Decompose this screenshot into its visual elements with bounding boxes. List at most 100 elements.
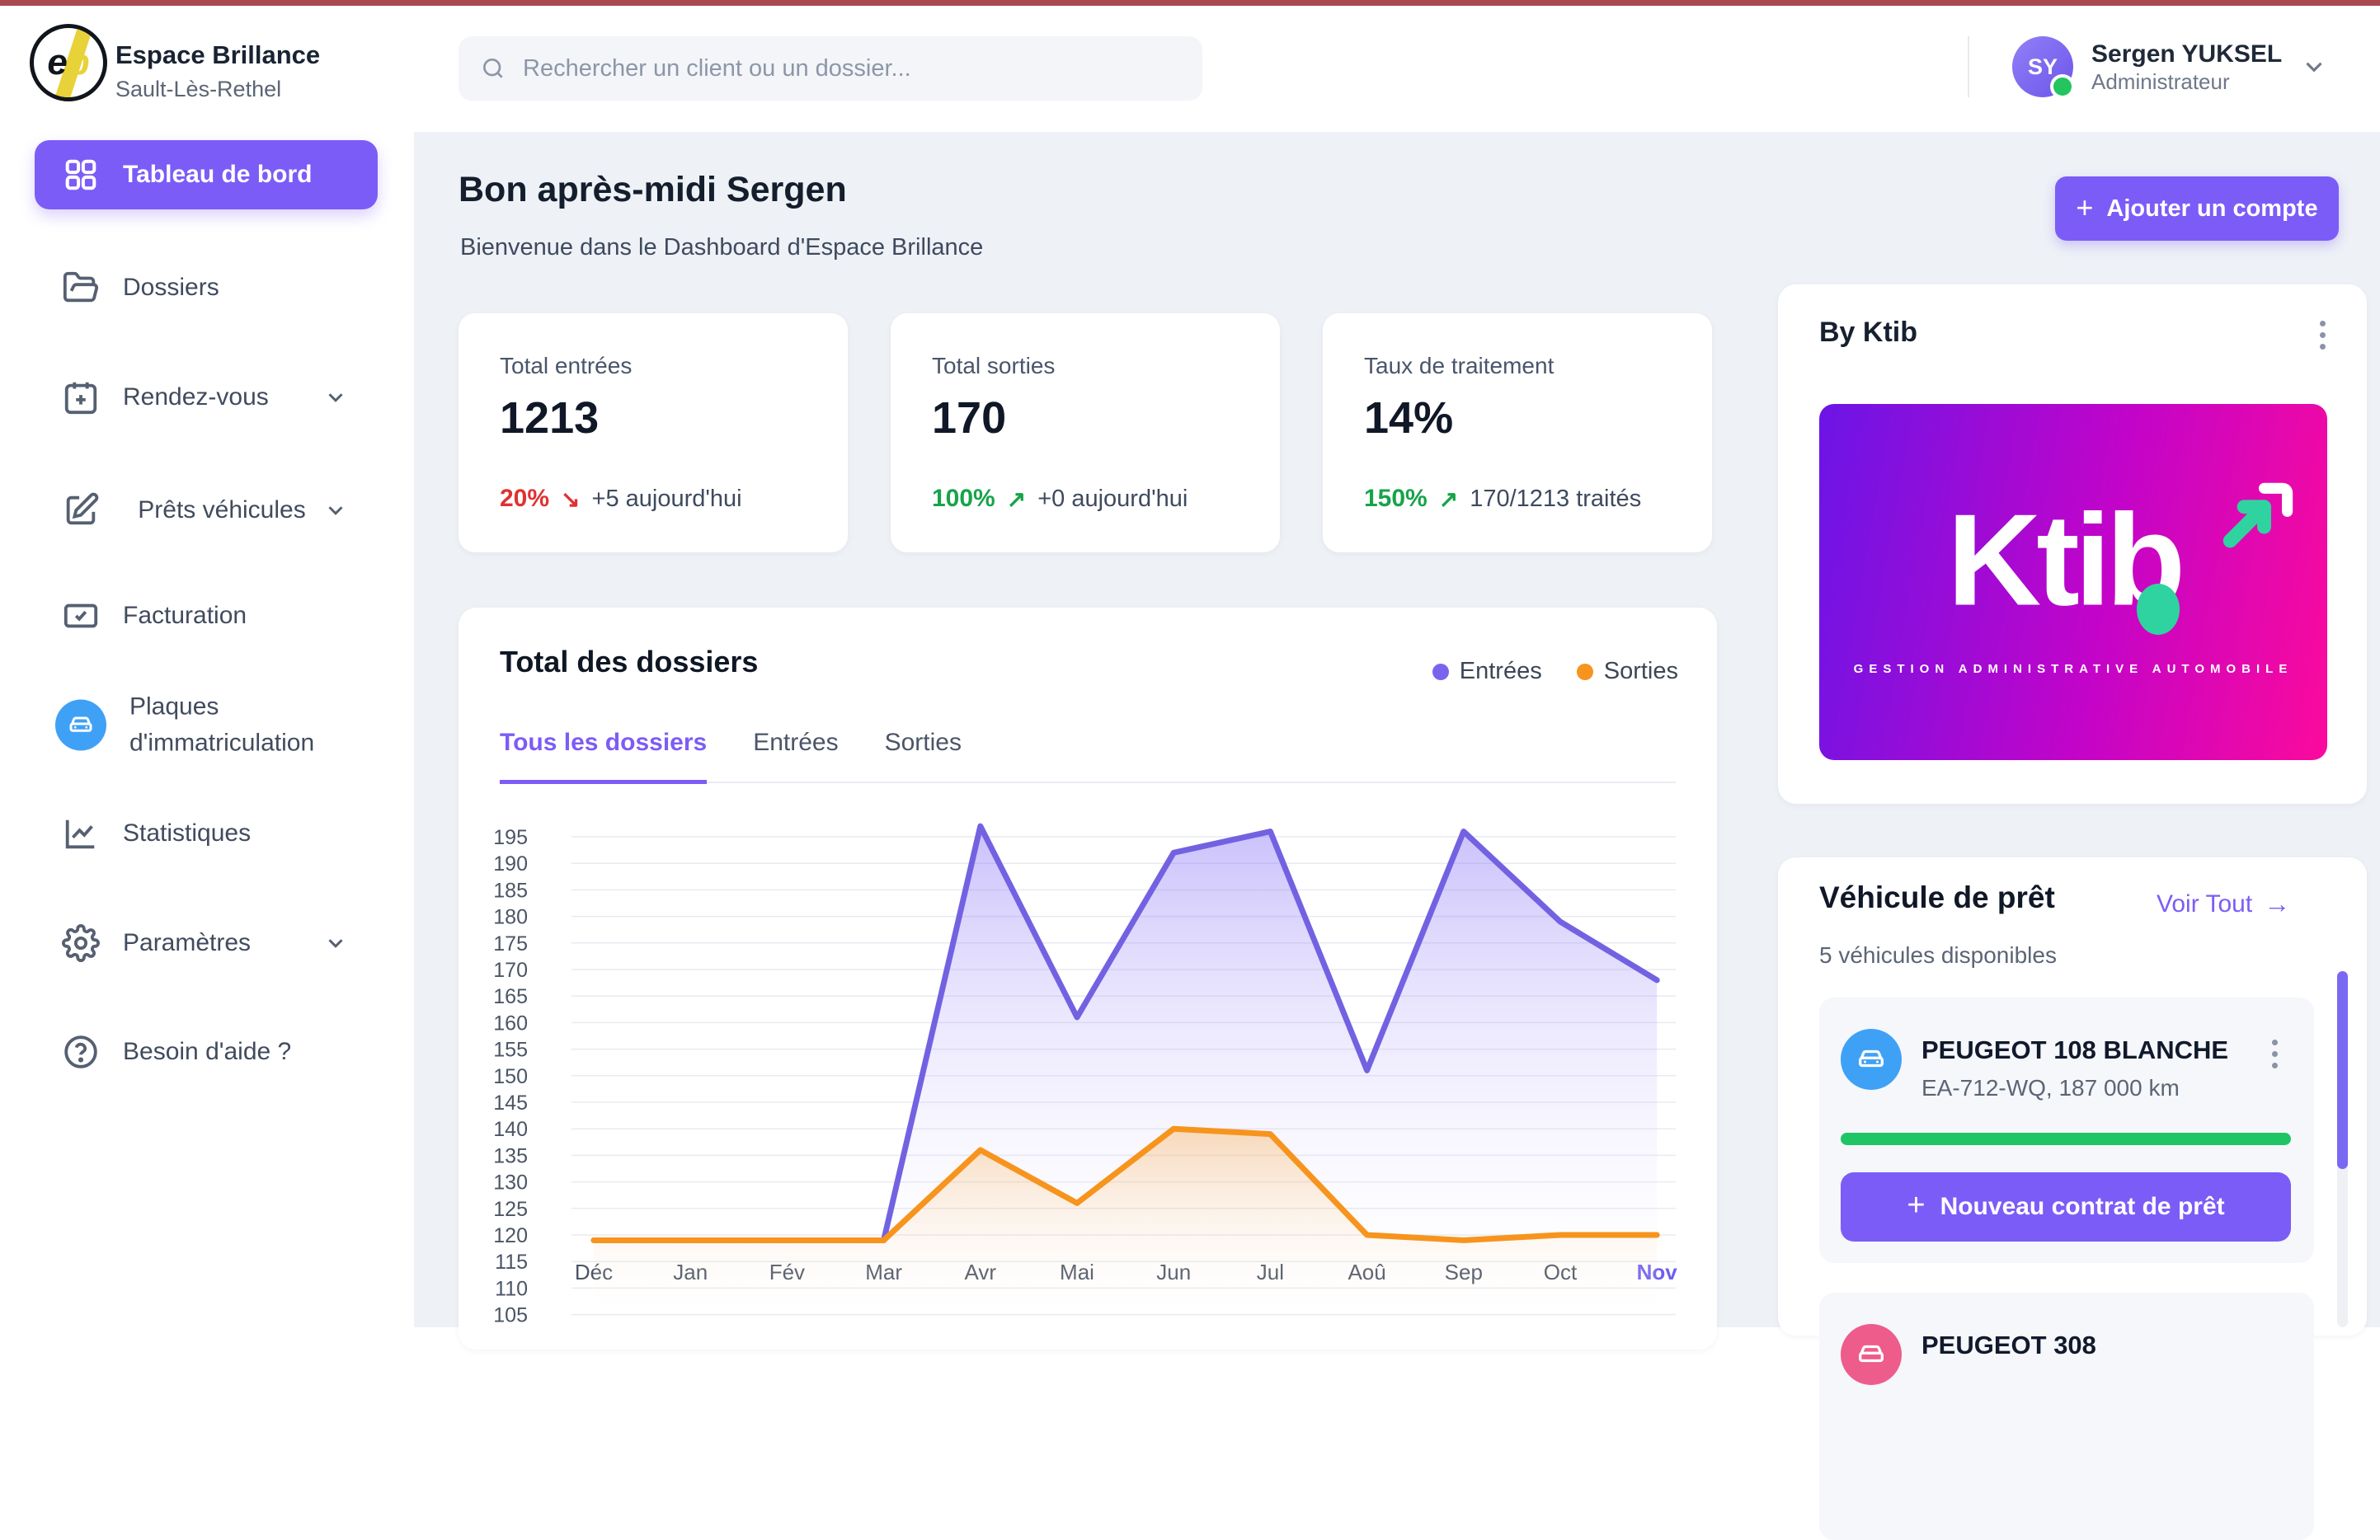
page-subtitle: Bienvenue dans le Dashboard d'Espace Bri…	[460, 234, 984, 261]
svg-text:120: 120	[493, 1224, 528, 1247]
svg-text:150: 150	[493, 1065, 528, 1088]
stat-label: Taux de traitement	[1364, 353, 1555, 378]
nouveau-contrat-button[interactable]: + Nouveau contrat de prêt	[1841, 1172, 2291, 1242]
sidebar-item-parametres[interactable]: Paramètres	[35, 924, 378, 962]
add-account-label: Ajouter un compte	[2106, 195, 2318, 222]
brand-logo-letter-b: b	[67, 42, 90, 82]
sidebar-item-dossiers[interactable]: Dossiers	[35, 269, 378, 307]
top-accent-strip	[0, 0, 2380, 6]
sidebar-item-rendez-vous[interactable]: Rendez-vous	[35, 378, 378, 416]
brand-logo-circle: e b	[30, 24, 107, 101]
page-greeting: Bon après-midi Sergen	[459, 170, 847, 209]
trend-down-icon: ↘	[561, 486, 581, 512]
vehicle-details: EA-712-WQ, 187 000 km	[1921, 1075, 2180, 1101]
svg-text:170: 170	[493, 959, 528, 982]
stat-label: Total sorties	[932, 353, 1056, 378]
stat-percent: 150%	[1364, 485, 1428, 512]
svg-text:175: 175	[493, 932, 528, 955]
sidebar-item-label: Dossiers	[123, 274, 219, 302]
stat-note: +0 aujourd'hui	[1037, 485, 1188, 512]
sidebar-item-prets-vehicules[interactable]: Prêts véhicules	[35, 491, 378, 529]
avatar-initials: SY	[2027, 54, 2058, 79]
tab-tous-les-dossiers[interactable]: Tous les dossiers	[500, 729, 708, 784]
stat-delta: 150% ↗ 170/1213 traités	[1364, 485, 1641, 513]
arrow-right-icon: →	[2264, 889, 2291, 918]
stat-delta: 20% ↘ +5 aujourd'hui	[500, 485, 742, 513]
legend-dot-entrees	[1432, 663, 1449, 680]
sidebar-item-statistiques[interactable]: Statistiques	[35, 815, 378, 852]
trend-up-icon: ↗	[1006, 486, 1027, 512]
chevron-down-icon	[328, 939, 343, 948]
brand-name: Espace Brillance	[115, 40, 321, 69]
user-info: Sergen YUKSEL Administrateur	[2091, 39, 2282, 96]
sidebar-item-besoin-aide[interactable]: Besoin d'aide ?	[35, 1033, 378, 1071]
svg-text:190: 190	[493, 852, 528, 876]
calendar-plus-icon	[64, 382, 97, 415]
user-name: Sergen YUKSEL	[2091, 40, 2283, 68]
sidebar-item-label: Facturation	[123, 602, 247, 630]
svg-text:105: 105	[493, 1304, 528, 1327]
car-icon	[1841, 1029, 1902, 1090]
vehicle-list-scrollbar-thumb[interactable]	[2337, 971, 2348, 1169]
sidebar-item-tableau-de-bord[interactable]: Tableau de bord	[35, 140, 378, 209]
grid-icon	[65, 159, 96, 190]
add-account-button[interactable]: + Ajouter un compte	[2055, 176, 2339, 241]
ktib-logo-dot	[2137, 584, 2180, 636]
svg-text:130: 130	[493, 1171, 528, 1195]
search-bar[interactable]	[459, 36, 1202, 101]
svg-text:125: 125	[493, 1198, 528, 1221]
svg-text:155: 155	[493, 1039, 528, 1062]
tabs-divider	[500, 782, 1676, 783]
stat-card-total-sorties: Total sorties 170 100% ↗ +0 aujourd'hui	[891, 313, 1280, 552]
byktib-title: By Ktib	[1819, 317, 1917, 348]
search-input[interactable]	[521, 54, 1151, 83]
stat-card-taux-traitement: Taux de traitement 14% 150% ↗ 170/1213 t…	[1323, 313, 1712, 552]
kebab-menu-icon[interactable]	[2306, 312, 2339, 358]
stat-card-total-entrees: Total entrées 1213 20% ↘ +5 aujourd'hui	[459, 313, 848, 552]
chart-tabs: Tous les dossiers Entrées Sorties	[500, 729, 962, 784]
svg-text:110: 110	[495, 1277, 528, 1300]
tab-entrees[interactable]: Entrées	[753, 729, 839, 756]
sidebar-item-facturation[interactable]: Facturation	[35, 597, 378, 635]
sidebar-item-plaques-immatriculation[interactable]: Plaques d'immatriculation	[35, 689, 378, 761]
invoice-check-icon	[63, 603, 98, 628]
vehicle-availability-bar	[1841, 1133, 2291, 1145]
sidebar-item-label: Paramètres	[123, 929, 252, 957]
nouveau-contrat-label: Nouveau contrat de prêt	[1940, 1193, 2225, 1220]
vehicules-disponibles-count: 5 véhicules disponibles	[1819, 942, 2057, 968]
stat-label: Total entrées	[500, 353, 633, 378]
car-plate-icon	[55, 699, 106, 750]
stat-value: 14%	[1364, 393, 1454, 443]
stat-value: 1213	[500, 393, 600, 443]
brand-location: Sault-Lès-Rethel	[115, 77, 282, 101]
sidebar: e b Espace Brillance Sault-Lès-Rethel Ta…	[0, 6, 414, 1327]
legend-label: Sorties	[1603, 658, 1678, 684]
stat-percent: 20%	[500, 485, 550, 512]
svg-text:140: 140	[493, 1118, 528, 1141]
chevron-down-icon	[328, 506, 343, 515]
tab-sorties[interactable]: Sorties	[884, 729, 962, 756]
vehicules-pret-title: Véhicule de prêt	[1819, 880, 2055, 914]
vehicle-name: PEUGEOT 308	[1921, 1331, 2096, 1359]
header-divider	[1968, 36, 1969, 97]
vehicle-name: PEUGEOT 108 BLANCHE	[1921, 1035, 2229, 1064]
kebab-menu-icon[interactable]	[2258, 1031, 2291, 1077]
online-status-dot	[2050, 74, 2075, 99]
chevron-down-icon	[2306, 62, 2322, 73]
stat-note: 170/1213 traités	[1470, 485, 1642, 512]
brand-logo: e b	[30, 24, 107, 101]
svg-text:145: 145	[493, 1092, 528, 1115]
sidebar-item-label: Plaques d'immatriculation	[129, 693, 315, 757]
help-circle-icon	[64, 1035, 97, 1068]
brand-logo-letter-e: e	[47, 42, 68, 82]
legend-label: Entrées	[1459, 658, 1542, 684]
legend-entrees: Entrées	[1432, 658, 1542, 685]
svg-text:185: 185	[493, 879, 528, 902]
svg-text:160: 160	[493, 1012, 528, 1035]
user-menu[interactable]: SY Sergen YUKSEL Administrateur	[2012, 30, 2359, 104]
plus-icon: +	[2076, 190, 2094, 224]
dossiers-line-chart: 105 110 115 120 125 130 135 140 145 150 155 160 165 1…	[493, 823, 1677, 1327]
stat-delta: 100% ↗ +0 aujourd'hui	[932, 485, 1188, 513]
voir-tout-link[interactable]: Voir Tout →	[2157, 889, 2290, 919]
svg-text:165: 165	[493, 985, 528, 1008]
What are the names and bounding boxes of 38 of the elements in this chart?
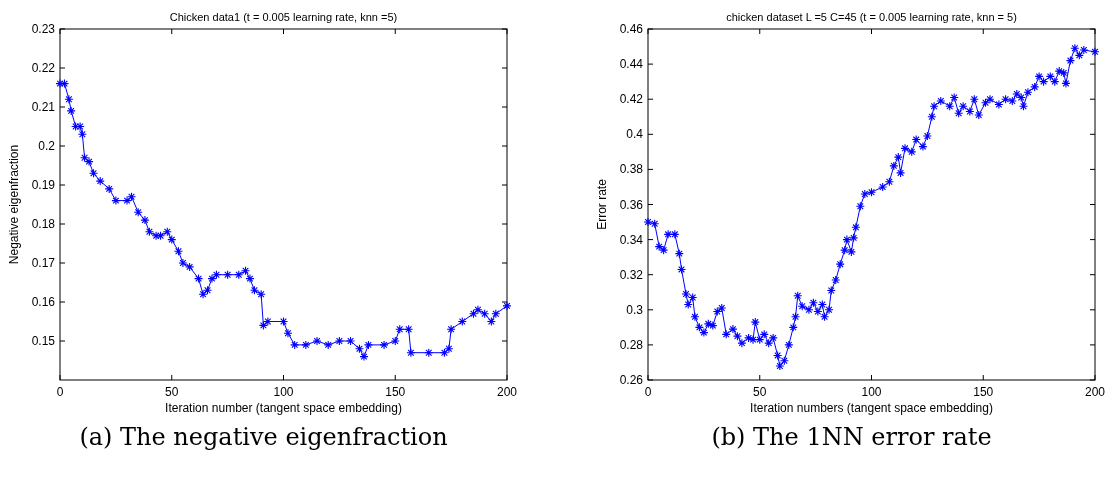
x-axis-title: Iteration number (tangent space embedding): [165, 401, 402, 415]
y-tick-label: 0.32: [619, 267, 644, 282]
y-tick-label: 0.42: [619, 92, 644, 107]
y-tick-label: 0.4: [626, 127, 644, 142]
text: (b) The 1NN error rate: [711, 423, 992, 451]
y-axis-title: Negative eigenfraction: [7, 144, 21, 265]
x-tick-label: 200: [1084, 385, 1106, 399]
x-tick-label: 150: [385, 385, 406, 399]
x-tick-label: 100: [861, 385, 882, 399]
y-tick-label: 0.23: [31, 22, 56, 36]
y-tick-label: 0.18: [31, 217, 56, 231]
y-tick-label: 0.36: [619, 197, 644, 212]
y-tick-label: 0.16: [31, 295, 56, 309]
y-tick-label: 0.3: [626, 302, 644, 317]
x-tick-label: 50: [165, 385, 179, 399]
y-tick-label: 0.21: [31, 100, 56, 114]
y-tick-label: 0.19: [31, 178, 56, 192]
x-axis-title: Iteration numbers (tangent space embedding): [750, 401, 993, 415]
y-axis-title: Error rate: [595, 178, 609, 230]
y-tick-label: 0.38: [619, 162, 644, 177]
x-tick-label: 150: [973, 385, 994, 399]
y-tick-label: 0.28: [619, 337, 644, 352]
x-tick-label: 50: [753, 385, 767, 399]
y-tick-label: 0.44: [619, 57, 644, 72]
text: (a) The negative eigenfraction: [79, 423, 448, 451]
y-tick-label: 0.34: [619, 232, 644, 247]
x-tick-label: 0: [644, 385, 652, 399]
chart-title: Chicken data1 (t = 0.005 learning rate, knn =5): [169, 11, 398, 23]
y-tick-label: 0.2: [38, 139, 56, 153]
x-tick-label: 200: [496, 385, 518, 399]
y-tick-label: 0.26: [619, 373, 644, 387]
x-tick-label: 100: [273, 385, 294, 399]
y-tick-label: 0.17: [31, 256, 56, 270]
x-tick-label: 0: [56, 385, 64, 399]
chart-title: chicken dataset L =5 C=45 (t = 0.005 learning rate, knn = 5): [726, 11, 1017, 23]
y-tick-label: 0.46: [619, 22, 644, 36]
y-tick-label: 0.22: [31, 61, 56, 75]
y-tick-label: 0.15: [31, 334, 56, 348]
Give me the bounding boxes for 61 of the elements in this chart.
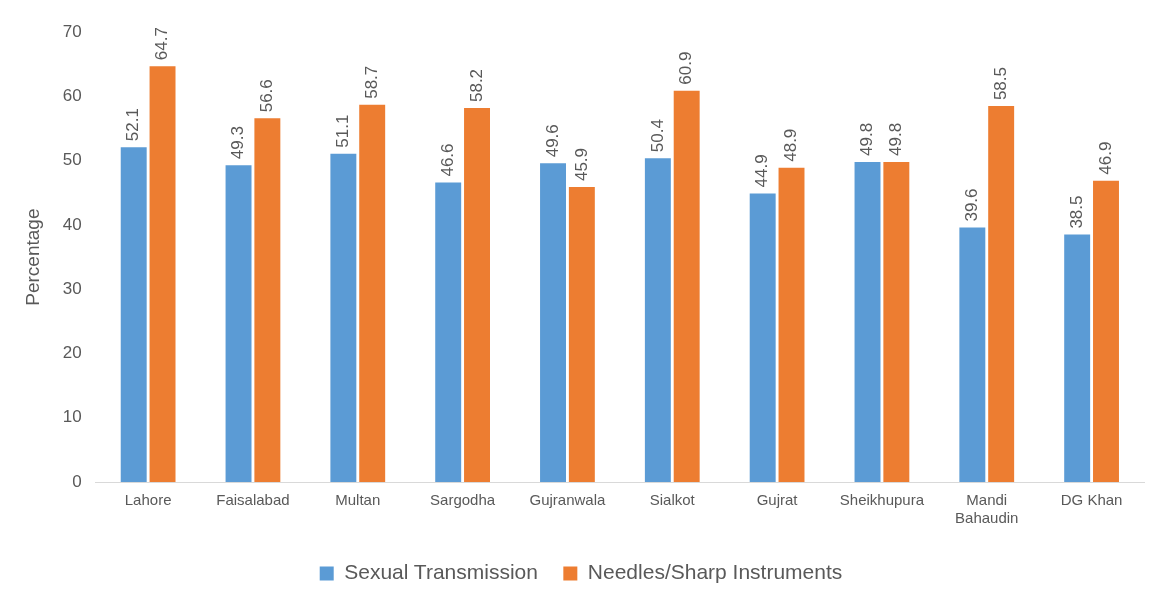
bar (854, 162, 881, 482)
data-label: 46.6 (437, 143, 457, 177)
x-tick-label: DG Khan (1060, 491, 1123, 509)
bar (644, 158, 671, 482)
bar (568, 187, 595, 482)
bar (330, 153, 357, 482)
data-label: 49.6 (542, 124, 562, 158)
x-tick-label: Sialkot (649, 491, 696, 509)
bar (254, 118, 281, 482)
y-tick-label: 20 (62, 343, 82, 363)
data-label: 64.7 (152, 27, 172, 61)
x-tick-label: Sheikhupura (839, 491, 925, 509)
x-tick-label: Multan (335, 491, 381, 509)
y-tick-label: 40 (62, 214, 82, 234)
data-label: 49.3 (228, 126, 248, 160)
legend-label: Needles/Sharp Instruments (587, 560, 843, 584)
bar (988, 106, 1015, 482)
data-label: 56.6 (257, 79, 277, 113)
bar (749, 193, 776, 482)
data-label: 58.7 (361, 65, 381, 99)
data-label: 51.1 (333, 114, 353, 148)
data-label: 58.2 (466, 68, 486, 103)
bar (435, 182, 462, 482)
y-tick-label: 0 (72, 471, 82, 491)
data-label: 38.5 (1066, 195, 1086, 229)
bar (540, 163, 566, 482)
x-tick-label: Lahore (124, 491, 172, 509)
bar (359, 104, 386, 482)
y-tick-label: 70 (62, 21, 82, 41)
y-tick-label: 10 (62, 407, 82, 427)
data-label: 49.8 (857, 122, 877, 156)
x-tick-label: Mandi Bahaudin (955, 491, 1019, 527)
data-label: 49.8 (886, 122, 906, 156)
y-tick-label: 30 (62, 278, 82, 298)
bar (225, 165, 252, 482)
x-tick-label: Sargodha (430, 491, 496, 509)
x-tick-label: Gujranwala (529, 491, 607, 509)
data-label: 50.4 (647, 119, 667, 153)
data-label: 44.9 (752, 154, 772, 188)
x-tick-label: Faisalabad (216, 491, 290, 509)
data-label: 45.9 (571, 147, 591, 182)
data-label: 52.1 (123, 108, 143, 142)
data-label: 46.9 (1095, 141, 1115, 175)
data-label: 48.9 (781, 128, 801, 162)
legend-label: Sexual Transmission (344, 560, 538, 584)
bar (883, 162, 910, 482)
bar (149, 66, 176, 482)
bar (120, 147, 147, 482)
bar (1064, 234, 1091, 482)
y-axis-title: Percentage (21, 208, 43, 306)
bar (959, 227, 986, 482)
bar (464, 108, 490, 482)
y-tick-label: 50 (62, 150, 82, 170)
data-label: 39.6 (962, 188, 982, 222)
bar (778, 167, 805, 482)
bar (1093, 180, 1119, 482)
data-label: 58.5 (990, 67, 1010, 101)
data-label: 60.9 (676, 51, 696, 85)
y-tick-label: 60 (62, 86, 82, 106)
x-tick-label: Gujrat (756, 491, 799, 509)
bar (673, 90, 700, 482)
━━━━━━━━
Task to complete: Copy the lines in the records above word for word, starting at the line containing "x-axis-title: Iteration number (tangent" and ending at the line containing "text: (b) The", with both of those lines included.

Output of the exercise:
x-axis-title: Iteration number (tangent space embedding): [165, 401, 402, 415]
y-tick-label: 0.32: [619, 267, 644, 282]
y-tick-label: 0.42: [619, 92, 644, 107]
y-tick-label: 0.4: [626, 127, 644, 142]
text: (b) The 1NN error rate: [711, 423, 992, 451]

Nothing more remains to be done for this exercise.